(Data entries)
=====
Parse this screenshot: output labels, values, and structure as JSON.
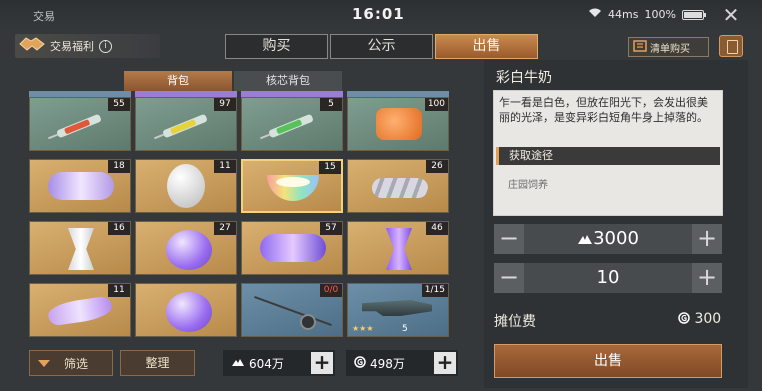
{
  "status": {
    "app_name": "交易",
    "time": "16:01",
    "network": "44ms",
    "battery": "100%"
  },
  "header": {
    "welfare_label": "交易福利",
    "tabs": [
      {
        "label": "购买",
        "active": false
      },
      {
        "label": "公示",
        "active": false
      },
      {
        "label": "出售",
        "active": true
      }
    ],
    "list_buy_label": "清单购买"
  },
  "bag_tabs": [
    {
      "label": "背包",
      "active": true
    },
    {
      "label": "核芯背包",
      "active": false
    }
  ],
  "grid": {
    "rows": [
      [
        {
          "item": "red-serum-syringe",
          "qty": "55",
          "bg": "green"
        },
        {
          "item": "yellow-serum-syringe",
          "qty": "97",
          "bg": "green"
        },
        {
          "item": "green-serum-syringe",
          "qty": "5",
          "bg": "green"
        },
        {
          "item": "orange-jelly",
          "qty": "100",
          "bg": "green"
        }
      ],
      [
        {
          "item": "cloud-cotton",
          "qty": "18",
          "bg": "gold"
        },
        {
          "item": "white-egg",
          "qty": "11",
          "bg": "gold"
        },
        {
          "item": "rainbow-milk-bowl",
          "qty": "15",
          "bg": "gold",
          "selected": true
        },
        {
          "item": "silver-rope",
          "qty": "26",
          "bg": "gold"
        }
      ],
      [
        {
          "item": "white-spool",
          "qty": "16",
          "bg": "gold"
        },
        {
          "item": "purple-blob",
          "qty": "27",
          "bg": "gold"
        },
        {
          "item": "nebula-cloud",
          "qty": "57",
          "bg": "gold"
        },
        {
          "item": "purple-spool",
          "qty": "46",
          "bg": "gold"
        }
      ],
      [
        {
          "item": "purple-feather",
          "qty": "11",
          "bg": "gold"
        },
        {
          "item": "purple-blob",
          "qty": "",
          "bg": "gold"
        },
        {
          "item": "fishing-rod",
          "qty": "0/0",
          "bg": "blue",
          "qty_red": true
        },
        {
          "item": "rifle",
          "qty": "1/15",
          "bg": "blue",
          "stars": "★★★",
          "level": "5"
        }
      ]
    ]
  },
  "bottom": {
    "filter_label": "筛选",
    "sort_label": "整理",
    "currency_a": "604万",
    "currency_b": "498万"
  },
  "detail": {
    "name": "彩白牛奶",
    "description": "乍一看是白色，但放在阳光下，会发出很美丽的光泽，是变异彩白短角牛身上掉落的。",
    "source_header": "获取途径",
    "source_text": "庄园饲养",
    "price": "3000",
    "quantity": "10",
    "stall_fee_label": "摊位费",
    "stall_fee_value": "300",
    "sell_label": "出售"
  }
}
=====
#### Task objective:
Write out each line of the data that holds the string "active".

#### Final result:
        "active": false
        "active": false
        "active": true
      "active": true
      "active": false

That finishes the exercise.